** Task to complete **
Output the lines that follow exactly as they are.

** Dataset records **

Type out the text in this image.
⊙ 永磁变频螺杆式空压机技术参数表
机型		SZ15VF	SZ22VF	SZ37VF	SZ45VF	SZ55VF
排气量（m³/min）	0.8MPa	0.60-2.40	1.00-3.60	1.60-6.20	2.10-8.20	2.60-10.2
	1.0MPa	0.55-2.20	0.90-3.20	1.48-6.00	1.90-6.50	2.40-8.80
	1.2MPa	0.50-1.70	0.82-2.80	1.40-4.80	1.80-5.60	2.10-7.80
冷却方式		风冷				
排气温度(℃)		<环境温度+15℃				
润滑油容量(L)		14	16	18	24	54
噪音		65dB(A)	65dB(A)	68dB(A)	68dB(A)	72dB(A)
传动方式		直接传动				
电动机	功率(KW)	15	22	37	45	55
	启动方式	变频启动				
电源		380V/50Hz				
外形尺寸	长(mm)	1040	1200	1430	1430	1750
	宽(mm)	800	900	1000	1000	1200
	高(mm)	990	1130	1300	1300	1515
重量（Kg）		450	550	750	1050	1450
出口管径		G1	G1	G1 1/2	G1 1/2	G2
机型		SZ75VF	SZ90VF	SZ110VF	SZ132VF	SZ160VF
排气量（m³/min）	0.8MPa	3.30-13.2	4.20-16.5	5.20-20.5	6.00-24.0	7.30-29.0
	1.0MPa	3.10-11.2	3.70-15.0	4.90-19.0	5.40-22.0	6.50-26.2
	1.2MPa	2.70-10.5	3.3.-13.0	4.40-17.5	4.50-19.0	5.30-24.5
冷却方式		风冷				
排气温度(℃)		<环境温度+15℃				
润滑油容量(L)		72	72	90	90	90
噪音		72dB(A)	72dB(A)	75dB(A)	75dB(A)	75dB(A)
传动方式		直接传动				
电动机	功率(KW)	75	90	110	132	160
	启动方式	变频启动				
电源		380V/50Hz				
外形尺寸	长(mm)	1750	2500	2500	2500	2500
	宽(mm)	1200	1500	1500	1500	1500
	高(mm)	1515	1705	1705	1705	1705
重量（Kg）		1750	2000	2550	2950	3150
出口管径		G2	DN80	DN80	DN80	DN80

** Full response **
Type out the text in this image.
⊙ 永磁变频螺杆式空压机技术参数表
机型		SZ15VF	SZ22VF	SZ37VF	SZ45VF	SZ55VF
排气量（m³/min）	0.8MPa	0.60-2.40	1.00-3.60	1.60-6.20	2.10-8.20	2.60-10.2
	1.0MPa	0.55-2.20	0.90-3.20	1.48-6.00	1.90-6.50	2.40-8.80
	1.2MPa	0.50-1.70	0.82-2.80	1.40-4.80	1.80-5.60	2.10-7.80
冷却方式		风冷				
排气温度(℃)		<环境温度+15℃				
润滑油容量(L)		14	16	18	24	54
噪音		65dB(A)	65dB(A)	68dB(A)	68dB(A)	72dB(A)
传动方式		直接传动				
电动机	功率(KW)	15	22	37	45	55
	启动方式	变频启动				
电源		380V/50Hz				
外形尺寸	长(mm)	1040	1200	1430	1430	1750
	宽(mm)	800	900	1000	1000	1200
	高(mm)	990	1130	1300	1300	1515
重量（Kg）		450	550	750	1050	1450
出口管径		G1	G1	G1 1/2	G1 1/2	G2
机型		SZ75VF	SZ90VF	SZ110VF	SZ132VF	SZ160VF
排气量（m³/min）	0.8MPa	3.30-13.2	4.20-16.5	5.20-20.5	6.00-24.0	7.30-29.0
	1.0MPa	3.10-11.2	3.70-15.0	4.90-19.0	5.40-22.0	6.50-26.2
	1.2MPa	2.70-10.5	3.3.-13.0	4.40-17.5	4.50-19.0	5.30-24.5
冷却方式		风冷				
排气温度(℃)		<环境温度+15℃				
润滑油容量(L)		72	72	90	90	90
噪音		72dB(A)	72dB(A)	75dB(A)	75dB(A)	75dB(A)
传动方式		直接传动				
电动机	功率(KW)	75	90	110	132	160
	启动方式	变频启动				
电源		380V/50Hz				
外形尺寸	长(mm)	1750	2500	2500	2500	2500
	宽(mm)	1200	1500	1500	1500	1500
	高(mm)	1515	1705	1705	1705	1705
重量（Kg）		1750	2000	2550	2950	3150
出口管径		G2	DN80	DN80	DN80	DN80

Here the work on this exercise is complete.